Transcribe the records below exactly.
* Begin DATA SUPPLIED *
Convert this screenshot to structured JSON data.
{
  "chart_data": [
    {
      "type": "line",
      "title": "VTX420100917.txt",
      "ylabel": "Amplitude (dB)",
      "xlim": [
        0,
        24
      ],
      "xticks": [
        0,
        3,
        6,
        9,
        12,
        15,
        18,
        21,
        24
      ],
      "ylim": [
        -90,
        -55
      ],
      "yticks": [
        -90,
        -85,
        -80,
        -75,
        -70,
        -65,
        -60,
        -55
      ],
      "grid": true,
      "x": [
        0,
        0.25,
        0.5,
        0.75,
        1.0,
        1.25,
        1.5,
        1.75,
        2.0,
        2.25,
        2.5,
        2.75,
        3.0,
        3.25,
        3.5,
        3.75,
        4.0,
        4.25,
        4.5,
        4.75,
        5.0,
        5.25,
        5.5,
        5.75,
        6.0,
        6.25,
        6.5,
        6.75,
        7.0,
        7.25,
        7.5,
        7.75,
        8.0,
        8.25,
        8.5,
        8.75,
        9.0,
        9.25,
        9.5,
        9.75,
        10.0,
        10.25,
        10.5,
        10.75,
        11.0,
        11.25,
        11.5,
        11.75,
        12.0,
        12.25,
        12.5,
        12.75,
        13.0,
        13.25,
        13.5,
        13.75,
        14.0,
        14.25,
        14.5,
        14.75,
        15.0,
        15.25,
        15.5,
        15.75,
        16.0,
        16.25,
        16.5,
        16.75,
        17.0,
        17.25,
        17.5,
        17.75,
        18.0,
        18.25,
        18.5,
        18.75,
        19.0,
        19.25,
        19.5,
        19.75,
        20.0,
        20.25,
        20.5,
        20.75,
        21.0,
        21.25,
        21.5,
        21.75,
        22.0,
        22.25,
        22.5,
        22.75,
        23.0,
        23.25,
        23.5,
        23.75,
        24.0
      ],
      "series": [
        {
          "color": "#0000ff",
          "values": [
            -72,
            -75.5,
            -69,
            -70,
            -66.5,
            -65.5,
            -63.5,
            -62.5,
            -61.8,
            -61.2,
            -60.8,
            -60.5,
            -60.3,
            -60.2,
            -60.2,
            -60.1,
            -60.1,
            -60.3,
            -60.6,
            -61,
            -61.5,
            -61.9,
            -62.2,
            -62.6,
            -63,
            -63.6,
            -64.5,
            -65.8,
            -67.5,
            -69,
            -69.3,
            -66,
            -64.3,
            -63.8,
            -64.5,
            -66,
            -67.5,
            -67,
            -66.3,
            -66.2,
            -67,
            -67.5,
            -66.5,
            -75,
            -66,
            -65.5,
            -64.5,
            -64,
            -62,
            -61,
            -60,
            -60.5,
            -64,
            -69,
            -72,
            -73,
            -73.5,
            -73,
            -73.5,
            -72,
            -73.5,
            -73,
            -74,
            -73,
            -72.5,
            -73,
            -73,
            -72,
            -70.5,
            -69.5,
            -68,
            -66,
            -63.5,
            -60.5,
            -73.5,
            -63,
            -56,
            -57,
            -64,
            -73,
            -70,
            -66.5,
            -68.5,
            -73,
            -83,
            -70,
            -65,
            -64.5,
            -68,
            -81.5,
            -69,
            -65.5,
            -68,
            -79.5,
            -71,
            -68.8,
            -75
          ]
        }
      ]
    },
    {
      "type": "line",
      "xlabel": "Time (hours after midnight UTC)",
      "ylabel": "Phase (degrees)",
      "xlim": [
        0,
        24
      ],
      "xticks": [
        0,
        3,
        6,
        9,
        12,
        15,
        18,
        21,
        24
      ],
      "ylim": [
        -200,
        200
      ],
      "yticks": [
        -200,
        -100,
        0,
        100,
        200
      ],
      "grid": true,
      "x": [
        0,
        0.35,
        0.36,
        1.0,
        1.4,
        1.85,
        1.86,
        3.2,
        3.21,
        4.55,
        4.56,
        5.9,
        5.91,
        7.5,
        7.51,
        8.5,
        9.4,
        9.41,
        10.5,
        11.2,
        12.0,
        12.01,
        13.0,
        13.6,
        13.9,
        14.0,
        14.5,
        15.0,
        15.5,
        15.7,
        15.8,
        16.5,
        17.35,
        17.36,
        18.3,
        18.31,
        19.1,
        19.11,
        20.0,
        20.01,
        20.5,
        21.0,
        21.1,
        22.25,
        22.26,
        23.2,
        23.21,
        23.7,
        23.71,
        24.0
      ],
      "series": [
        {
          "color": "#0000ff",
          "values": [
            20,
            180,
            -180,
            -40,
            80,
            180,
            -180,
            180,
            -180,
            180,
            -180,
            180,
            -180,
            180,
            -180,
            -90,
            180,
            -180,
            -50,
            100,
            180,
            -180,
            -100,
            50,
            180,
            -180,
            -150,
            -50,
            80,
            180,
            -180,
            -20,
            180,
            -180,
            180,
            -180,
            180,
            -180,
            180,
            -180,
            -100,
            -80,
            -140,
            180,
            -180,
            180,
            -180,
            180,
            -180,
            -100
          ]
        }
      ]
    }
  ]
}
* End DATA SUPPLIED *
[REPLY TO THE EXERCISE]
Convert this screenshot to structured JSON data.
{
  "chart_data": [
    {
      "type": "line",
      "title": "VTX420100917.txt",
      "ylabel": "Amplitude (dB)",
      "xlim": [
        0,
        24
      ],
      "xticks": [
        0,
        3,
        6,
        9,
        12,
        15,
        18,
        21,
        24
      ],
      "ylim": [
        -90,
        -55
      ],
      "yticks": [
        -90,
        -85,
        -80,
        -75,
        -70,
        -65,
        -60,
        -55
      ],
      "grid": true,
      "x": [
        0,
        0.25,
        0.5,
        0.75,
        1.0,
        1.25,
        1.5,
        1.75,
        2.0,
        2.25,
        2.5,
        2.75,
        3.0,
        3.25,
        3.5,
        3.75,
        4.0,
        4.25,
        4.5,
        4.75,
        5.0,
        5.25,
        5.5,
        5.75,
        6.0,
        6.25,
        6.5,
        6.75,
        7.0,
        7.25,
        7.5,
        7.75,
        8.0,
        8.25,
        8.5,
        8.75,
        9.0,
        9.25,
        9.5,
        9.75,
        10.0,
        10.25,
        10.5,
        10.75,
        11.0,
        11.25,
        11.5,
        11.75,
        12.0,
        12.25,
        12.5,
        12.75,
        13.0,
        13.25,
        13.5,
        13.75,
        14.0,
        14.25,
        14.5,
        14.75,
        15.0,
        15.25,
        15.5,
        15.75,
        16.0,
        16.25,
        16.5,
        16.75,
        17.0,
        17.25,
        17.5,
        17.75,
        18.0,
        18.25,
        18.5,
        18.75,
        19.0,
        19.25,
        19.5,
        19.75,
        20.0,
        20.25,
        20.5,
        20.75,
        21.0,
        21.25,
        21.5,
        21.75,
        22.0,
        22.25,
        22.5,
        22.75,
        23.0,
        23.25,
        23.5,
        23.75,
        24.0
      ],
      "series": [
        {
          "color": "#0000ff",
          "values": [
            -72,
            -75.5,
            -69,
            -70,
            -66.5,
            -65.5,
            -63.5,
            -62.5,
            -61.8,
            -61.2,
            -60.8,
            -60.5,
            -60.3,
            -60.2,
            -60.2,
            -60.1,
            -60.1,
            -60.3,
            -60.6,
            -61,
            -61.5,
            -61.9,
            -62.2,
            -62.6,
            -63,
            -63.6,
            -64.5,
            -65.8,
            -67.5,
            -69,
            -69.3,
            -66,
            -64.3,
            -63.8,
            -64.5,
            -66,
            -67.5,
            -67,
            -66.3,
            -66.2,
            -67,
            -67.5,
            -66.5,
            -75,
            -66,
            -65.5,
            -64.5,
            -64,
            -62,
            -61,
            -60,
            -60.5,
            -64,
            -69,
            -72,
            -73,
            -73.5,
            -73,
            -73.5,
            -72,
            -73.5,
            -73,
            -74,
            -73,
            -72.5,
            -73,
            -73,
            -72,
            -70.5,
            -69.5,
            -68,
            -66,
            -63.5,
            -60.5,
            -73.5,
            -63,
            -56,
            -57,
            -64,
            -73,
            -70,
            -66.5,
            -68.5,
            -73,
            -83,
            -70,
            -65,
            -64.5,
            -68,
            -81.5,
            -69,
            -65.5,
            -68,
            -79.5,
            -71,
            -68.8,
            -75
          ]
        }
      ]
    },
    {
      "type": "line",
      "xlabel": "Time (hours after midnight UTC)",
      "ylabel": "Phase (degrees)",
      "xlim": [
        0,
        24
      ],
      "xticks": [
        0,
        3,
        6,
        9,
        12,
        15,
        18,
        21,
        24
      ],
      "ylim": [
        -200,
        200
      ],
      "yticks": [
        -200,
        -100,
        0,
        100,
        200
      ],
      "grid": true,
      "x": [
        0,
        0.35,
        0.36,
        1.0,
        1.4,
        1.85,
        1.86,
        3.2,
        3.21,
        4.55,
        4.56,
        5.9,
        5.91,
        7.5,
        7.51,
        8.5,
        9.4,
        9.41,
        10.5,
        11.2,
        12.0,
        12.01,
        13.0,
        13.6,
        13.9,
        14.0,
        14.5,
        15.0,
        15.5,
        15.7,
        15.8,
        16.5,
        17.35,
        17.36,
        18.3,
        18.31,
        19.1,
        19.11,
        20.0,
        20.01,
        20.5,
        21.0,
        21.1,
        22.25,
        22.26,
        23.2,
        23.21,
        23.7,
        23.71,
        24.0
      ],
      "series": [
        {
          "color": "#0000ff",
          "values": [
            20,
            180,
            -180,
            -40,
            80,
            180,
            -180,
            180,
            -180,
            180,
            -180,
            180,
            -180,
            180,
            -180,
            -90,
            180,
            -180,
            -50,
            100,
            180,
            -180,
            -100,
            50,
            180,
            -180,
            -150,
            -50,
            80,
            180,
            -180,
            -20,
            180,
            -180,
            180,
            -180,
            180,
            -180,
            180,
            -180,
            -100,
            -80,
            -140,
            180,
            -180,
            180,
            -180,
            180,
            -180,
            -100
          ]
        }
      ]
    }
  ]
}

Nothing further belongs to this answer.